_Task instructions_: Check each line of the records for "color"; collect those that have it.

_Entries supplied_:
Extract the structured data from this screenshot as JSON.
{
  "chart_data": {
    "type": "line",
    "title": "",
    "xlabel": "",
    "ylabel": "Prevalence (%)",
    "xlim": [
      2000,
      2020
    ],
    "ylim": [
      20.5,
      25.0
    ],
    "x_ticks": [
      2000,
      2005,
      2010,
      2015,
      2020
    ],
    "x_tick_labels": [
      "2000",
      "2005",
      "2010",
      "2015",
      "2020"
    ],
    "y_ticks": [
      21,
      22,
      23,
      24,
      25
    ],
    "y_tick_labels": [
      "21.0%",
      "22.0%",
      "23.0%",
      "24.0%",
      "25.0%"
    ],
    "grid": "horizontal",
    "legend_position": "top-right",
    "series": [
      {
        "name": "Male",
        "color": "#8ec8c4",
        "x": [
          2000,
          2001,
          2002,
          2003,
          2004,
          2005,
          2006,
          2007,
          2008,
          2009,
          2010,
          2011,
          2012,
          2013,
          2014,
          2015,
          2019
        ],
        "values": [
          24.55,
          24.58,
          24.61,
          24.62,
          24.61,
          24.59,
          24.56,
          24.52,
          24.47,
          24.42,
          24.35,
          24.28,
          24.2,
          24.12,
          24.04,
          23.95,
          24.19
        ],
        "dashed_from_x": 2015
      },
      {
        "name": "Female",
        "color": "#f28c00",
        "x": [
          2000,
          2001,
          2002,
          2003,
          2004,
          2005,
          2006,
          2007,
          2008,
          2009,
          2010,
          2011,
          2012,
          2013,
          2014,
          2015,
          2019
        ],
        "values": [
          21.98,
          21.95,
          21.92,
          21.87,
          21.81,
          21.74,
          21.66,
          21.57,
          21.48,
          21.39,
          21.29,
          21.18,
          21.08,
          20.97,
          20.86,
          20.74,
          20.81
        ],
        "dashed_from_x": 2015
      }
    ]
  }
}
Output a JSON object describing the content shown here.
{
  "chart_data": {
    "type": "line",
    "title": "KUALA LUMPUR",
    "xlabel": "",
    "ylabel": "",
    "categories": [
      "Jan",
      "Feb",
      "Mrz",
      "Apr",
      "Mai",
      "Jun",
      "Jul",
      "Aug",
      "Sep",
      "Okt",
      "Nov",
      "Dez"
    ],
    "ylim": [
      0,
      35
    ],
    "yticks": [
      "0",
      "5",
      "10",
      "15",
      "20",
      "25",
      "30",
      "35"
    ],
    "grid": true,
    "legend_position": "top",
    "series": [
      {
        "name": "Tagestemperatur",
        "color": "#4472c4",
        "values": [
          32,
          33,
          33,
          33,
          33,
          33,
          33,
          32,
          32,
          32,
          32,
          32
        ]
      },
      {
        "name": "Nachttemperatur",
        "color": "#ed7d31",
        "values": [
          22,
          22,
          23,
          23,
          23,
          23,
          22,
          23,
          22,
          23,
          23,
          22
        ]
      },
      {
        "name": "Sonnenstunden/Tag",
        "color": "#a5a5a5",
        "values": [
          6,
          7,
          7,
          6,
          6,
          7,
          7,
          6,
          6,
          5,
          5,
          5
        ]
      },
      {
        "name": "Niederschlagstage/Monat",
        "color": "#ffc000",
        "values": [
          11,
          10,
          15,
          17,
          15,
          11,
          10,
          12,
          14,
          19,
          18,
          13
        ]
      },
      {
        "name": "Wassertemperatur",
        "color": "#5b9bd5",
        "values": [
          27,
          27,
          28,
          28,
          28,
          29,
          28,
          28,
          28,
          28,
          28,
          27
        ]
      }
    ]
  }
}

_Solved exercise_:
        "color": "#8ec8c4",
        "color": "#f28c00",
        "color": "#4472c4",
        "color": "#ed7d31",
        "color": "#a5a5a5",
        "color": "#ffc000",
        "color": "#5b9bd5",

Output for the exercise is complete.